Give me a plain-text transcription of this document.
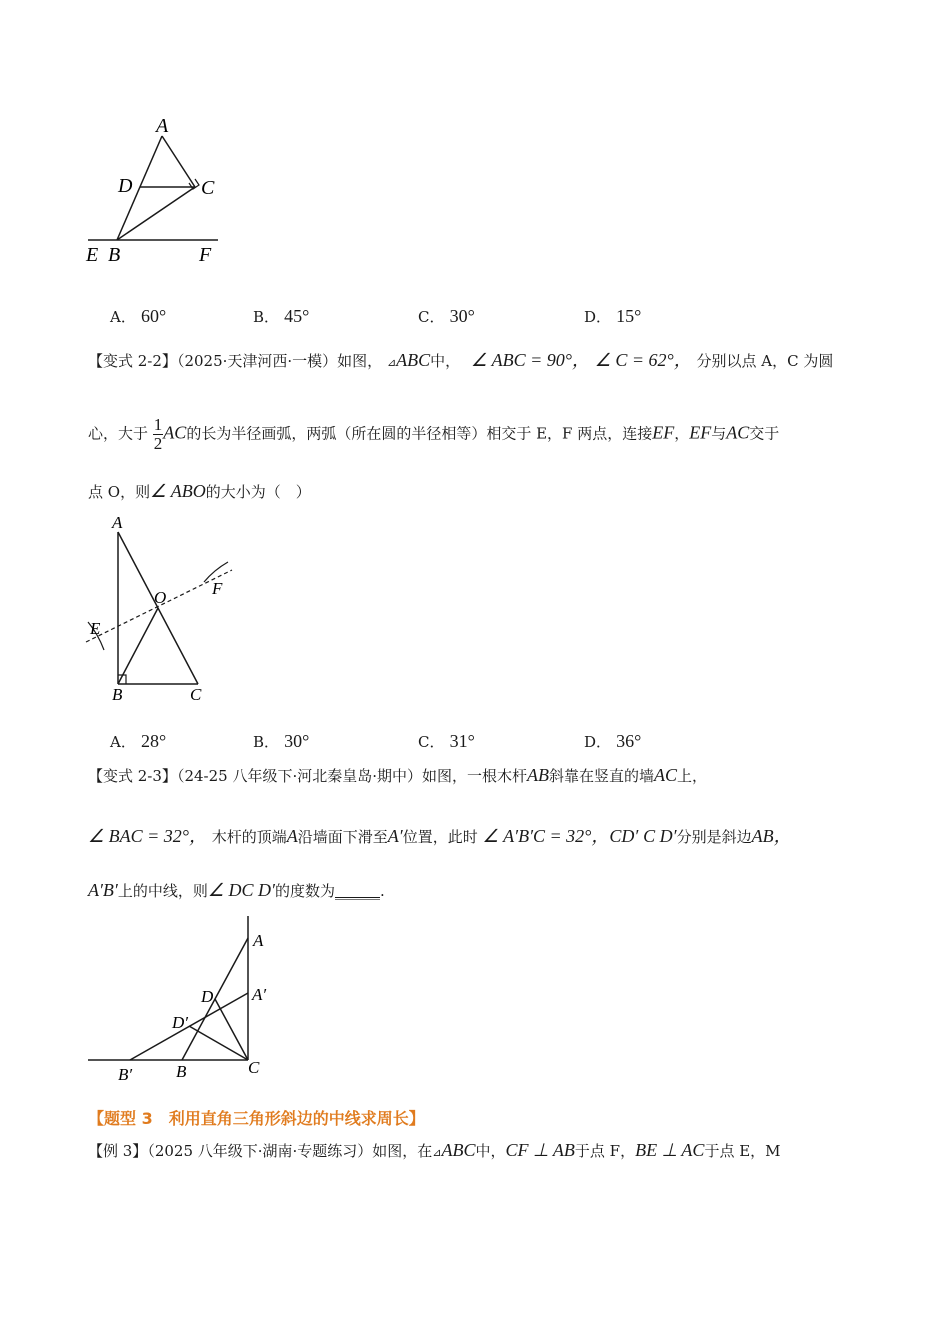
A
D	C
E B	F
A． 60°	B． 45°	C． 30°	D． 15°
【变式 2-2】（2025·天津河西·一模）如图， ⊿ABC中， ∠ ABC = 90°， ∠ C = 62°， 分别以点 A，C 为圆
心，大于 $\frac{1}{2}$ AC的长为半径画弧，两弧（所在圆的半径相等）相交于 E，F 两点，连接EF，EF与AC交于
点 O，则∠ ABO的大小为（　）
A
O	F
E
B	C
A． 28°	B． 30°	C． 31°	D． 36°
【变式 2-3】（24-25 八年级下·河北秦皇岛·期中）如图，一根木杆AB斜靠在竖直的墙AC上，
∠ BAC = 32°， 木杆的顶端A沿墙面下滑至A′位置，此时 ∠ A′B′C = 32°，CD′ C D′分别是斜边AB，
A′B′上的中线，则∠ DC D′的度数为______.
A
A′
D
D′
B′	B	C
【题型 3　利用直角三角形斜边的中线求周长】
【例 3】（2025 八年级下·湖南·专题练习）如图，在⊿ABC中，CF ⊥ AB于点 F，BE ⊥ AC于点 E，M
--
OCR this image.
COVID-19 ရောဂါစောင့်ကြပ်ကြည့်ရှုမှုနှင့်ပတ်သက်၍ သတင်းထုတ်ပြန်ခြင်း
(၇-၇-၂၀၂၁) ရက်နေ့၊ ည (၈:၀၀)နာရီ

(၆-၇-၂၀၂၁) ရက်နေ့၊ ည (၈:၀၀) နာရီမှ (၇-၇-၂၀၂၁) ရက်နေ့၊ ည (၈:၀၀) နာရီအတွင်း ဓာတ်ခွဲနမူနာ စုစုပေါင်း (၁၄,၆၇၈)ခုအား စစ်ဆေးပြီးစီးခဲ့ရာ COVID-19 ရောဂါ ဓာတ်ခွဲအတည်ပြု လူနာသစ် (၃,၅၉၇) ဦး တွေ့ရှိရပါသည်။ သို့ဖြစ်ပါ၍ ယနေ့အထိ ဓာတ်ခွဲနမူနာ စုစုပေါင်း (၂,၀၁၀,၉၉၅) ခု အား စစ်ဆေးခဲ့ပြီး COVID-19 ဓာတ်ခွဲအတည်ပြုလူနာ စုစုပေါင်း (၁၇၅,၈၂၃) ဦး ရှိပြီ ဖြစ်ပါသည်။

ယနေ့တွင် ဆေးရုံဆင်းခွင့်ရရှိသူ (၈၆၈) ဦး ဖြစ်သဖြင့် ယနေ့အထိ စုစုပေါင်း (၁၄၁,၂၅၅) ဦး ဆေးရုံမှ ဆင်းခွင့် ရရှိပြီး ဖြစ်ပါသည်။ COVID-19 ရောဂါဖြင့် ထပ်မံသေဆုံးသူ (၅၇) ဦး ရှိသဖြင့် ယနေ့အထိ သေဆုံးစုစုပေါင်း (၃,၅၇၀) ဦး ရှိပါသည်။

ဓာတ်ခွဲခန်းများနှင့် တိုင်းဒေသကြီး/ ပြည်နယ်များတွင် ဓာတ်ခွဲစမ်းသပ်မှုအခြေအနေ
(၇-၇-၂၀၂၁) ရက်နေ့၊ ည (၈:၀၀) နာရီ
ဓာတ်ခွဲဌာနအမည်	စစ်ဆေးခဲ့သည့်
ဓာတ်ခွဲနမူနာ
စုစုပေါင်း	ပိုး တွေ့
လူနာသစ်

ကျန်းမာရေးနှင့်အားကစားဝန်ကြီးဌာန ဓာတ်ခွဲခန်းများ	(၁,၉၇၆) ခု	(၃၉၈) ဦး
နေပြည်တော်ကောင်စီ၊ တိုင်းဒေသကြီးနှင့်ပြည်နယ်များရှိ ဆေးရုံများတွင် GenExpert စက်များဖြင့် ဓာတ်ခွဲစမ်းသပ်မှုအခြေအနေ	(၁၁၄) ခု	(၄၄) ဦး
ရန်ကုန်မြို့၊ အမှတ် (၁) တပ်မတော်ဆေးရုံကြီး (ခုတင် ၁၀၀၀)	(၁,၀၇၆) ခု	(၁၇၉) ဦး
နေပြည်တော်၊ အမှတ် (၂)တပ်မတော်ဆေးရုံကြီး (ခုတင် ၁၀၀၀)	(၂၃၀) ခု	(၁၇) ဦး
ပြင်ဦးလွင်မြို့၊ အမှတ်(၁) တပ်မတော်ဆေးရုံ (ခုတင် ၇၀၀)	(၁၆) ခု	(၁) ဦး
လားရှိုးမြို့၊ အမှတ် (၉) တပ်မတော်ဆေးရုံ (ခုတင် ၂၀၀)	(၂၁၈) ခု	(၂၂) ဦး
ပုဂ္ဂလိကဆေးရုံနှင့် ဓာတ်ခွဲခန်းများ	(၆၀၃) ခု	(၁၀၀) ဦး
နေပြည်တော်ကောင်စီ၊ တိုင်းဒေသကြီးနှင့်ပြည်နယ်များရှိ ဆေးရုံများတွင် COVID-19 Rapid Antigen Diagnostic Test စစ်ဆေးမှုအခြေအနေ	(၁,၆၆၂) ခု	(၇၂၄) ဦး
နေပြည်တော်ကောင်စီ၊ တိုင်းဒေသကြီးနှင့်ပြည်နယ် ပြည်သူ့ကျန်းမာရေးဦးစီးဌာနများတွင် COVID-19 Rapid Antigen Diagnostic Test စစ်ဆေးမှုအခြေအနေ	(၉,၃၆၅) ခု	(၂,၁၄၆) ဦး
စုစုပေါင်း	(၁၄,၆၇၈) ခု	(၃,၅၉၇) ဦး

▸ **WHAT YOU NEED TO DO**:
Copy all lines of the material above where the string "Rapid" occurs.

▸ **WRITTEN RESPONSE**:
နေပြည်တော်ကောင်စီ၊ တိုင်းဒေသကြီးနှင့်ပြည်နယ်များရှိ ဆေးရုံများတွင် COVID-19 Rapid Antigen Diagnostic Test စစ်ဆေးမှုအခြေအနေ	(၁,၆၆၂) ခု	(၇၂၄) ဦး
နေပြည်တော်ကောင်စီ၊ တိုင်းဒေသကြီးနှင့်ပြည်နယ် ပြည်သူ့ကျန်းမာရေးဦးစီးဌာနများတွင် COVID-19 Rapid Antigen Diagnostic Test စစ်ဆေးမှုအခြေအနေ	(၉,၃၆၅) ခု	(၂,၁၄၆) ဦး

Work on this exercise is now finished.